- **STATED TASK**
Gather each line in the entries that includes the string "如图所示".

- **Collection entries**
"""

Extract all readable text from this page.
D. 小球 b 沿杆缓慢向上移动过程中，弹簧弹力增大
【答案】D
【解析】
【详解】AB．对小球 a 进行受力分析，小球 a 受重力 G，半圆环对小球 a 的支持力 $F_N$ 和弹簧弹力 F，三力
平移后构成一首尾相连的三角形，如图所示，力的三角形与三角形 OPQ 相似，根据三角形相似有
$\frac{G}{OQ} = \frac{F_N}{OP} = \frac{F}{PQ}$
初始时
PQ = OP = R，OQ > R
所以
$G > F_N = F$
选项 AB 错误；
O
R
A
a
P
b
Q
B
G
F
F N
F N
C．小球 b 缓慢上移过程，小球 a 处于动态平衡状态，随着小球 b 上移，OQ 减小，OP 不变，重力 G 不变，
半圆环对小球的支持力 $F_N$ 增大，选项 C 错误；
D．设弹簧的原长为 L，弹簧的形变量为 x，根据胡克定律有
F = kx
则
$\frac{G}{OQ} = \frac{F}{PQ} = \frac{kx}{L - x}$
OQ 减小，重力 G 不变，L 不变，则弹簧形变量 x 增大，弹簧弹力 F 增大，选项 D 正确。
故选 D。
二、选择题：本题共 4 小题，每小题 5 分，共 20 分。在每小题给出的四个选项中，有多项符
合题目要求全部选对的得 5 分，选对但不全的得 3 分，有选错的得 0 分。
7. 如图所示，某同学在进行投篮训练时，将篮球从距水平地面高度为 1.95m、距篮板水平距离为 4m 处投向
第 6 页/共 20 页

"""

- **SOLUTION FOR THIS PROBLEM**
平移后构成一首尾相连的三角形，如图所示，力的三角形与三角形 OPQ 相似，根据三角形相似有
7. 如图所示，某同学在进行投篮训练时，将篮球从距水平地面高度为 1.95m、距篮板水平距离为 4m 处投向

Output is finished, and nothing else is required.